[Records from a data source]
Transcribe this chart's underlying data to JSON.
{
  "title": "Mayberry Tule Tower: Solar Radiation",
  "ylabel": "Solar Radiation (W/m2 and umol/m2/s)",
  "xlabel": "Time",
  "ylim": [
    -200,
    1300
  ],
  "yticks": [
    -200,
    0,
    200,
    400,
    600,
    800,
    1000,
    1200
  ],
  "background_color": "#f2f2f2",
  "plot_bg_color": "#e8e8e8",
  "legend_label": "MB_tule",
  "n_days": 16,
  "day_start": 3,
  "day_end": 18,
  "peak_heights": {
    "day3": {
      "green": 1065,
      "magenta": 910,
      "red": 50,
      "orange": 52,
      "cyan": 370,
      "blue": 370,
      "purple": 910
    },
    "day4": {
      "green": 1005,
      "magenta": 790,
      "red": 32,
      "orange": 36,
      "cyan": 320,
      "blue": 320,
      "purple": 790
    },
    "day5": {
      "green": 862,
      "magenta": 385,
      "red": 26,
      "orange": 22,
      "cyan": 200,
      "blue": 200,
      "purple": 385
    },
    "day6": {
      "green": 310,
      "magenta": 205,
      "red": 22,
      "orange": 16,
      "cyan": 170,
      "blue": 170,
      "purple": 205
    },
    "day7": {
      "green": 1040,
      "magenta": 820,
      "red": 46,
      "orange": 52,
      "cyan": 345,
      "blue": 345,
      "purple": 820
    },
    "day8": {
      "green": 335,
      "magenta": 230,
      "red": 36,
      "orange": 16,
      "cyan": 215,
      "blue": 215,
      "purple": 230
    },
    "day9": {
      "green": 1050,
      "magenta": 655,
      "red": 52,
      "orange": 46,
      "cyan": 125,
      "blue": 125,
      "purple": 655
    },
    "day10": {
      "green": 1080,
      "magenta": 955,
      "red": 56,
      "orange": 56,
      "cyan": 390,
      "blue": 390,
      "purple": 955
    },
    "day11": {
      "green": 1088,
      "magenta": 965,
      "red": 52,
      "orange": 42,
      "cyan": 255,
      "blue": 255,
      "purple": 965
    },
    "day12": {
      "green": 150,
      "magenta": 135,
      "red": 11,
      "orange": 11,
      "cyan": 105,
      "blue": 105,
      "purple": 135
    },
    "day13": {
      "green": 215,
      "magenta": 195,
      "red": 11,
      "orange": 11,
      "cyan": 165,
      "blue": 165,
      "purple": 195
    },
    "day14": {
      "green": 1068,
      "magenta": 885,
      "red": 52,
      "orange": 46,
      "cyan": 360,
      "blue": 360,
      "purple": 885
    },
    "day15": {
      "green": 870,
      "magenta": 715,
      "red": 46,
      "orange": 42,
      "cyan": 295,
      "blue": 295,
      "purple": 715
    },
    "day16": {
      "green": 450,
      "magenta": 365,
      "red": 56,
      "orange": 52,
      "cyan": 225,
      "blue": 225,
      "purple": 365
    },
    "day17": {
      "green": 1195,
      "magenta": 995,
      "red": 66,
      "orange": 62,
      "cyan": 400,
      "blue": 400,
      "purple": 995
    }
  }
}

▶ _Task brief_
From the entries, report each line that includes the word "Radiation".

▶ _Reply to the exercise_
  "title": "Mayberry Tule Tower: Solar Radiation",
  "ylabel": "Solar Radiation (W/m2 and umol/m2/s)",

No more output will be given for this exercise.